YOUR GOAL »
Write the data below out exactly as it stands. Do not include the pictures.

DATA LINES »

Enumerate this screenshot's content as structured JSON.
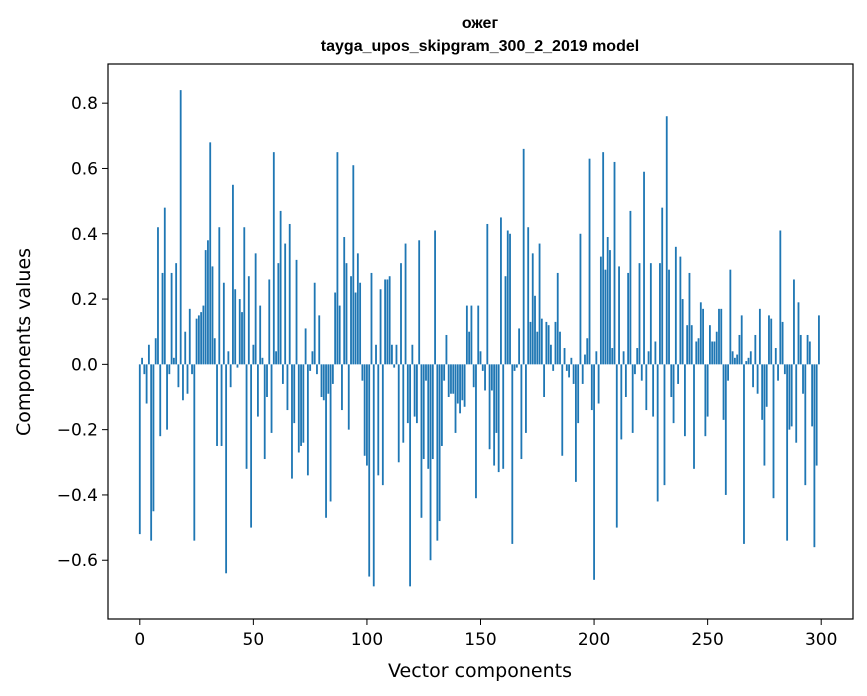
{
  "chart_data": {
    "type": "bar",
    "title": "ожег",
    "subtitle": "tayga_upos_skipgram_300_2_2019 model",
    "xlabel": "Vector components",
    "ylabel": "Components values",
    "xlim": [
      -14,
      314
    ],
    "ylim": [
      -0.78,
      0.92
    ],
    "xticks": [
      0,
      50,
      100,
      150,
      200,
      250,
      300
    ],
    "xtick_labels": [
      "0",
      "50",
      "100",
      "150",
      "200",
      "250",
      "300"
    ],
    "yticks": [
      -0.6,
      -0.4,
      -0.2,
      0.0,
      0.2,
      0.4,
      0.6,
      0.8
    ],
    "ytick_labels": [
      "−0.6",
      "−0.4",
      "−0.2",
      "0.0",
      "0.2",
      "0.4",
      "0.6",
      "0.8"
    ],
    "bar_color": "#1f77b4",
    "grid": false,
    "x": "indices 0..299",
    "values": [
      -0.52,
      0.02,
      -0.03,
      -0.12,
      0.06,
      -0.54,
      -0.45,
      0.08,
      0.42,
      -0.22,
      0.28,
      0.48,
      -0.2,
      -0.03,
      0.28,
      0.02,
      0.31,
      -0.07,
      0.84,
      -0.11,
      0.1,
      -0.09,
      0.17,
      -0.03,
      -0.54,
      0.14,
      0.15,
      0.16,
      0.18,
      0.35,
      0.38,
      0.68,
      0.3,
      0.08,
      -0.25,
      0.42,
      -0.25,
      0.25,
      -0.64,
      0.04,
      -0.07,
      0.55,
      0.23,
      -0.01,
      0.2,
      0.16,
      0.42,
      -0.32,
      0.27,
      -0.5,
      0.06,
      0.34,
      -0.16,
      0.18,
      0.02,
      -0.29,
      -0.1,
      0.26,
      -0.21,
      0.65,
      0.04,
      0.31,
      0.47,
      -0.06,
      0.37,
      -0.14,
      0.43,
      -0.35,
      -0.18,
      0.32,
      -0.27,
      -0.25,
      -0.24,
      0.11,
      -0.34,
      -0.02,
      0.04,
      0.25,
      -0.03,
      0.15,
      -0.1,
      -0.11,
      -0.47,
      -0.09,
      -0.42,
      -0.06,
      0.22,
      0.65,
      0.18,
      -0.14,
      0.39,
      0.31,
      -0.2,
      0.27,
      0.61,
      0.22,
      0.34,
      0.25,
      -0.05,
      -0.28,
      -0.31,
      -0.65,
      0.28,
      -0.68,
      0.06,
      -0.34,
      0.23,
      -0.37,
      0.26,
      0.26,
      0.27,
      0.06,
      -0.01,
      0.06,
      -0.3,
      0.31,
      -0.24,
      0.37,
      -0.18,
      -0.68,
      0.06,
      -0.16,
      -0.18,
      0.38,
      -0.47,
      -0.29,
      -0.05,
      -0.32,
      -0.6,
      -0.29,
      0.41,
      -0.54,
      -0.48,
      -0.25,
      -0.05,
      0.09,
      -0.1,
      -0.09,
      -0.09,
      -0.21,
      -0.12,
      -0.15,
      -0.11,
      -0.13,
      0.18,
      0.1,
      0.18,
      -0.07,
      -0.41,
      0.18,
      0.04,
      -0.02,
      -0.08,
      0.43,
      -0.26,
      -0.08,
      -0.31,
      -0.21,
      -0.33,
      0.45,
      -0.32,
      0.27,
      0.41,
      0.4,
      -0.55,
      -0.02,
      -0.01,
      0.11,
      -0.29,
      0.66,
      -0.21,
      0.42,
      0.13,
      0.34,
      0.21,
      0.1,
      0.37,
      0.14,
      -0.1,
      0.13,
      0.12,
      0.06,
      -0.02,
      0.13,
      0.28,
      0.1,
      -0.28,
      0.05,
      -0.02,
      -0.04,
      0.02,
      -0.06,
      -0.36,
      -0.18,
      0.4,
      -0.06,
      0.03,
      0.08,
      0.63,
      -0.14,
      -0.66,
      0.04,
      -0.12,
      0.33,
      0.65,
      0.29,
      0.39,
      0.35,
      0.05,
      0.62,
      -0.5,
      0.3,
      -0.23,
      0.04,
      -0.1,
      0.28,
      0.47,
      -0.21,
      -0.03,
      0.05,
      0.31,
      -0.05,
      0.59,
      -0.14,
      0.04,
      0.31,
      -0.16,
      0.07,
      -0.42,
      0.31,
      0.48,
      -0.37,
      0.76,
      0.29,
      -0.1,
      -0.18,
      0.36,
      -0.06,
      0.33,
      0.2,
      -0.22,
      0.12,
      0.28,
      0.12,
      -0.32,
      0.07,
      0.08,
      0.19,
      0.17,
      -0.22,
      -0.16,
      0.12,
      0.07,
      0.07,
      0.1,
      0.17,
      0.17,
      -0.17,
      -0.4,
      -0.05,
      0.29,
      0.04,
      0.02,
      0.03,
      0.09,
      0.15,
      -0.55,
      0.01,
      0.02,
      0.04,
      -0.07,
      0.09,
      -0.09,
      0.17,
      -0.17,
      -0.31,
      -0.13,
      0.15,
      0.14,
      -0.41,
      0.05,
      -0.05,
      0.41,
      0.13,
      -0.03,
      -0.54,
      -0.2,
      -0.19,
      0.26,
      -0.24,
      0.19,
      0.09,
      -0.09,
      -0.37,
      0.09,
      0.07,
      -0.19,
      -0.56,
      -0.31,
      0.15
    ]
  }
}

REPLY TO THE EXERCISE »
Enumerate this screenshot's content as structured JSON.
{
  "chart_data": {
    "type": "bar",
    "title": "ожег",
    "subtitle": "tayga_upos_skipgram_300_2_2019 model",
    "xlabel": "Vector components",
    "ylabel": "Components values",
    "xlim": [
      -14,
      314
    ],
    "ylim": [
      -0.78,
      0.92
    ],
    "xticks": [
      0,
      50,
      100,
      150,
      200,
      250,
      300
    ],
    "xtick_labels": [
      "0",
      "50",
      "100",
      "150",
      "200",
      "250",
      "300"
    ],
    "yticks": [
      -0.6,
      -0.4,
      -0.2,
      0.0,
      0.2,
      0.4,
      0.6,
      0.8
    ],
    "ytick_labels": [
      "−0.6",
      "−0.4",
      "−0.2",
      "0.0",
      "0.2",
      "0.4",
      "0.6",
      "0.8"
    ],
    "bar_color": "#1f77b4",
    "grid": false,
    "x": "indices 0..299",
    "values": [
      -0.52,
      0.02,
      -0.03,
      -0.12,
      0.06,
      -0.54,
      -0.45,
      0.08,
      0.42,
      -0.22,
      0.28,
      0.48,
      -0.2,
      -0.03,
      0.28,
      0.02,
      0.31,
      -0.07,
      0.84,
      -0.11,
      0.1,
      -0.09,
      0.17,
      -0.03,
      -0.54,
      0.14,
      0.15,
      0.16,
      0.18,
      0.35,
      0.38,
      0.68,
      0.3,
      0.08,
      -0.25,
      0.42,
      -0.25,
      0.25,
      -0.64,
      0.04,
      -0.07,
      0.55,
      0.23,
      -0.01,
      0.2,
      0.16,
      0.42,
      -0.32,
      0.27,
      -0.5,
      0.06,
      0.34,
      -0.16,
      0.18,
      0.02,
      -0.29,
      -0.1,
      0.26,
      -0.21,
      0.65,
      0.04,
      0.31,
      0.47,
      -0.06,
      0.37,
      -0.14,
      0.43,
      -0.35,
      -0.18,
      0.32,
      -0.27,
      -0.25,
      -0.24,
      0.11,
      -0.34,
      -0.02,
      0.04,
      0.25,
      -0.03,
      0.15,
      -0.1,
      -0.11,
      -0.47,
      -0.09,
      -0.42,
      -0.06,
      0.22,
      0.65,
      0.18,
      -0.14,
      0.39,
      0.31,
      -0.2,
      0.27,
      0.61,
      0.22,
      0.34,
      0.25,
      -0.05,
      -0.28,
      -0.31,
      -0.65,
      0.28,
      -0.68,
      0.06,
      -0.34,
      0.23,
      -0.37,
      0.26,
      0.26,
      0.27,
      0.06,
      -0.01,
      0.06,
      -0.3,
      0.31,
      -0.24,
      0.37,
      -0.18,
      -0.68,
      0.06,
      -0.16,
      -0.18,
      0.38,
      -0.47,
      -0.29,
      -0.05,
      -0.32,
      -0.6,
      -0.29,
      0.41,
      -0.54,
      -0.48,
      -0.25,
      -0.05,
      0.09,
      -0.1,
      -0.09,
      -0.09,
      -0.21,
      -0.12,
      -0.15,
      -0.11,
      -0.13,
      0.18,
      0.1,
      0.18,
      -0.07,
      -0.41,
      0.18,
      0.04,
      -0.02,
      -0.08,
      0.43,
      -0.26,
      -0.08,
      -0.31,
      -0.21,
      -0.33,
      0.45,
      -0.32,
      0.27,
      0.41,
      0.4,
      -0.55,
      -0.02,
      -0.01,
      0.11,
      -0.29,
      0.66,
      -0.21,
      0.42,
      0.13,
      0.34,
      0.21,
      0.1,
      0.37,
      0.14,
      -0.1,
      0.13,
      0.12,
      0.06,
      -0.02,
      0.13,
      0.28,
      0.1,
      -0.28,
      0.05,
      -0.02,
      -0.04,
      0.02,
      -0.06,
      -0.36,
      -0.18,
      0.4,
      -0.06,
      0.03,
      0.08,
      0.63,
      -0.14,
      -0.66,
      0.04,
      -0.12,
      0.33,
      0.65,
      0.29,
      0.39,
      0.35,
      0.05,
      0.62,
      -0.5,
      0.3,
      -0.23,
      0.04,
      -0.1,
      0.28,
      0.47,
      -0.21,
      -0.03,
      0.05,
      0.31,
      -0.05,
      0.59,
      -0.14,
      0.04,
      0.31,
      -0.16,
      0.07,
      -0.42,
      0.31,
      0.48,
      -0.37,
      0.76,
      0.29,
      -0.1,
      -0.18,
      0.36,
      -0.06,
      0.33,
      0.2,
      -0.22,
      0.12,
      0.28,
      0.12,
      -0.32,
      0.07,
      0.08,
      0.19,
      0.17,
      -0.22,
      -0.16,
      0.12,
      0.07,
      0.07,
      0.1,
      0.17,
      0.17,
      -0.17,
      -0.4,
      -0.05,
      0.29,
      0.04,
      0.02,
      0.03,
      0.09,
      0.15,
      -0.55,
      0.01,
      0.02,
      0.04,
      -0.07,
      0.09,
      -0.09,
      0.17,
      -0.17,
      -0.31,
      -0.13,
      0.15,
      0.14,
      -0.41,
      0.05,
      -0.05,
      0.41,
      0.13,
      -0.03,
      -0.54,
      -0.2,
      -0.19,
      0.26,
      -0.24,
      0.19,
      0.09,
      -0.09,
      -0.37,
      0.09,
      0.07,
      -0.19,
      -0.56,
      -0.31,
      0.15
    ]
  }
}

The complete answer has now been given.